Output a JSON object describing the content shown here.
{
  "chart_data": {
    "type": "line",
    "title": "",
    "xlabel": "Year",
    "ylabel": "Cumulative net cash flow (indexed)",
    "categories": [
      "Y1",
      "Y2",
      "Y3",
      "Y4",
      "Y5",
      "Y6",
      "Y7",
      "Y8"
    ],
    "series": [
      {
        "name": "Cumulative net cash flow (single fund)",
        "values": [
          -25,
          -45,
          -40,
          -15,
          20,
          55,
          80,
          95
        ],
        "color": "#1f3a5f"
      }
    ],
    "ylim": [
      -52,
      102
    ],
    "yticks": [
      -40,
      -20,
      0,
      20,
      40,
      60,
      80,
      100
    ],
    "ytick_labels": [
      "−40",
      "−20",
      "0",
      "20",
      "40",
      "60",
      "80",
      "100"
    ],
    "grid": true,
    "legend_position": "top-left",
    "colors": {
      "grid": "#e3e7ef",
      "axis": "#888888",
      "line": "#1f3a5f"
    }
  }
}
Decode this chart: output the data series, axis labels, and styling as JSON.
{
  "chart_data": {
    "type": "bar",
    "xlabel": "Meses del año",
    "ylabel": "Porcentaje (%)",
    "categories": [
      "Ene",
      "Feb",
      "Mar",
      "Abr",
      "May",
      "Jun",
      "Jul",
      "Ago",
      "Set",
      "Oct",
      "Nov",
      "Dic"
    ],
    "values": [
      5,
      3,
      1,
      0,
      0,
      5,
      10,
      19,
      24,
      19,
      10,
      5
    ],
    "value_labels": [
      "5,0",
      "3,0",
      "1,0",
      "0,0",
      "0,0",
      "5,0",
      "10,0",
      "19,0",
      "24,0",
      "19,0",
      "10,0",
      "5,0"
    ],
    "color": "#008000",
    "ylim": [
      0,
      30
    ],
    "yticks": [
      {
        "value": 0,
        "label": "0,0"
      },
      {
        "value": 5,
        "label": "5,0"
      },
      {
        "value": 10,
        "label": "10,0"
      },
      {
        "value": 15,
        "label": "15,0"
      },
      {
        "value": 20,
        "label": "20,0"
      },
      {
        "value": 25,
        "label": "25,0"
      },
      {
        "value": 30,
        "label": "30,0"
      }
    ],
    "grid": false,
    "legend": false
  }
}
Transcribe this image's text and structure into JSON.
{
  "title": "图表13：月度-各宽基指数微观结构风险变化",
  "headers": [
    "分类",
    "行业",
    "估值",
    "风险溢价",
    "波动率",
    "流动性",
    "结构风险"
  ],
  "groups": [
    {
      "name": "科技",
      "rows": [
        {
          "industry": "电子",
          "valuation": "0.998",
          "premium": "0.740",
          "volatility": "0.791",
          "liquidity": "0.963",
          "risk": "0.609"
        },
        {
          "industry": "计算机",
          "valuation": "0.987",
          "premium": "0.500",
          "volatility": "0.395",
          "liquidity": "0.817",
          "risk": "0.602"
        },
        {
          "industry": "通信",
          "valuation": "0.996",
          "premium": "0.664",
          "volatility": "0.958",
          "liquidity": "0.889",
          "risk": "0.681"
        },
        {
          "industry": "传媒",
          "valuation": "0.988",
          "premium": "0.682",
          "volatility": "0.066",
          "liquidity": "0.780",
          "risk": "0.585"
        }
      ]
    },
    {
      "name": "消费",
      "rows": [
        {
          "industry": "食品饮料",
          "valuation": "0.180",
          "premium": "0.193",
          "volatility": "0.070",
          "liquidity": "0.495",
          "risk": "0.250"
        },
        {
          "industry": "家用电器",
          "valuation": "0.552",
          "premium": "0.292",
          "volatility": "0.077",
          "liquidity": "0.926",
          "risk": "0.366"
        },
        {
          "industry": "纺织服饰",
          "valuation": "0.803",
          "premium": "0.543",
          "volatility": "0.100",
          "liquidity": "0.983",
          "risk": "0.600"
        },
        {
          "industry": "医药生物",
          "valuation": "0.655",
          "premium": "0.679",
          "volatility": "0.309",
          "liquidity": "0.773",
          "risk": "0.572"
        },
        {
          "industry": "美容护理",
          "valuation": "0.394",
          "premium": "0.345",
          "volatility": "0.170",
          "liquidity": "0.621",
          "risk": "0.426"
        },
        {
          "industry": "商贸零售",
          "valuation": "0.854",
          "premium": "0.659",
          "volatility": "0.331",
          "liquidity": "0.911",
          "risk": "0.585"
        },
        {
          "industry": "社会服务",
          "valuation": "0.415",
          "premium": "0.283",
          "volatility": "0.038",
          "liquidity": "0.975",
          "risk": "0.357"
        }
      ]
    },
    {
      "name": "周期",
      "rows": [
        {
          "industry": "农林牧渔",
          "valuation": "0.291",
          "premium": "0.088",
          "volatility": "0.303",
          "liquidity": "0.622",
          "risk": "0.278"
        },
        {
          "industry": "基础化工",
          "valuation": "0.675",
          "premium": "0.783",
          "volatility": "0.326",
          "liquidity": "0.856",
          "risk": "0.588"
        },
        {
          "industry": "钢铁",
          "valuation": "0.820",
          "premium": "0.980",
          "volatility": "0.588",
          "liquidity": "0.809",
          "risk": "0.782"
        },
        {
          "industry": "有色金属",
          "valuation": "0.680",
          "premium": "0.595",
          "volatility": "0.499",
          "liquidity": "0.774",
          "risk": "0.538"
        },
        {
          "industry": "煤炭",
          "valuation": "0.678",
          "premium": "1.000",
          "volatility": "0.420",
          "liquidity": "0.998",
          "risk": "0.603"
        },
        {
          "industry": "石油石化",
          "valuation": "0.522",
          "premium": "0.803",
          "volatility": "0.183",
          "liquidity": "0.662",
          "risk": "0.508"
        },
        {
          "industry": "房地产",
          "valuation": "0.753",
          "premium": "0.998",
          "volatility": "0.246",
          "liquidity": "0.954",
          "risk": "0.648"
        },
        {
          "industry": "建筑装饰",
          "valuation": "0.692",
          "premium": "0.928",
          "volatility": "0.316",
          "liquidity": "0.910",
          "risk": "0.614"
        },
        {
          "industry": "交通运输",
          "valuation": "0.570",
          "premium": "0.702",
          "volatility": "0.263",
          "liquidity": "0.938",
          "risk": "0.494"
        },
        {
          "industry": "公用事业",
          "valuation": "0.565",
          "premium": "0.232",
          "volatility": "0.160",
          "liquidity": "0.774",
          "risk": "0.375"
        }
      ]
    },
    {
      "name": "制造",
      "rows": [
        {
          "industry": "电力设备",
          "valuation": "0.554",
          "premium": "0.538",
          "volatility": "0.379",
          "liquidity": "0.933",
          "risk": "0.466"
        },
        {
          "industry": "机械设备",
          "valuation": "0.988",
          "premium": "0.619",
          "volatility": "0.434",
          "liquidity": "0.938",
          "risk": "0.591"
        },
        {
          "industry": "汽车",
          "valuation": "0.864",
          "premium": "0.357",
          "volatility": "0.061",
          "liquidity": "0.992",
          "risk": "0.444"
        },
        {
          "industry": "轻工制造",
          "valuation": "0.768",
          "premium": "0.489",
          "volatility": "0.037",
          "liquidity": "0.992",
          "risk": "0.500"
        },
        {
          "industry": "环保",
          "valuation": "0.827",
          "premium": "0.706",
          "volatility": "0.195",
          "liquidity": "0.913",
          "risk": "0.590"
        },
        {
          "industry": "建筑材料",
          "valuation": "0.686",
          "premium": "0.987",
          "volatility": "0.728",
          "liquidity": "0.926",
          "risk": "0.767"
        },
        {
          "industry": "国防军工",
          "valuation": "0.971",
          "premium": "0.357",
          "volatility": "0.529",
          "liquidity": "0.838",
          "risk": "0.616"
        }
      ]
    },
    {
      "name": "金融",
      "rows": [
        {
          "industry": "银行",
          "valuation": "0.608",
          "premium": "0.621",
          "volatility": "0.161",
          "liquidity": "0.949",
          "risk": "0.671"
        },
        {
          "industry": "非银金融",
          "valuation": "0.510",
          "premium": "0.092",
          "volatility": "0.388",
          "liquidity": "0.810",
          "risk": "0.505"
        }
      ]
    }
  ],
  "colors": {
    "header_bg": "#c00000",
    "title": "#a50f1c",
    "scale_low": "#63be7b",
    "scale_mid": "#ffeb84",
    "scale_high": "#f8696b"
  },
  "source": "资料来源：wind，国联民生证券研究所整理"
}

--------------------------------

Search the lines above for the string "cash" and copy each line that has it.

◆ **Problem solution**:
    "ylabel": "Cumulative net cash flow (indexed)",
        "name": "Cumulative net cash flow (single fund)",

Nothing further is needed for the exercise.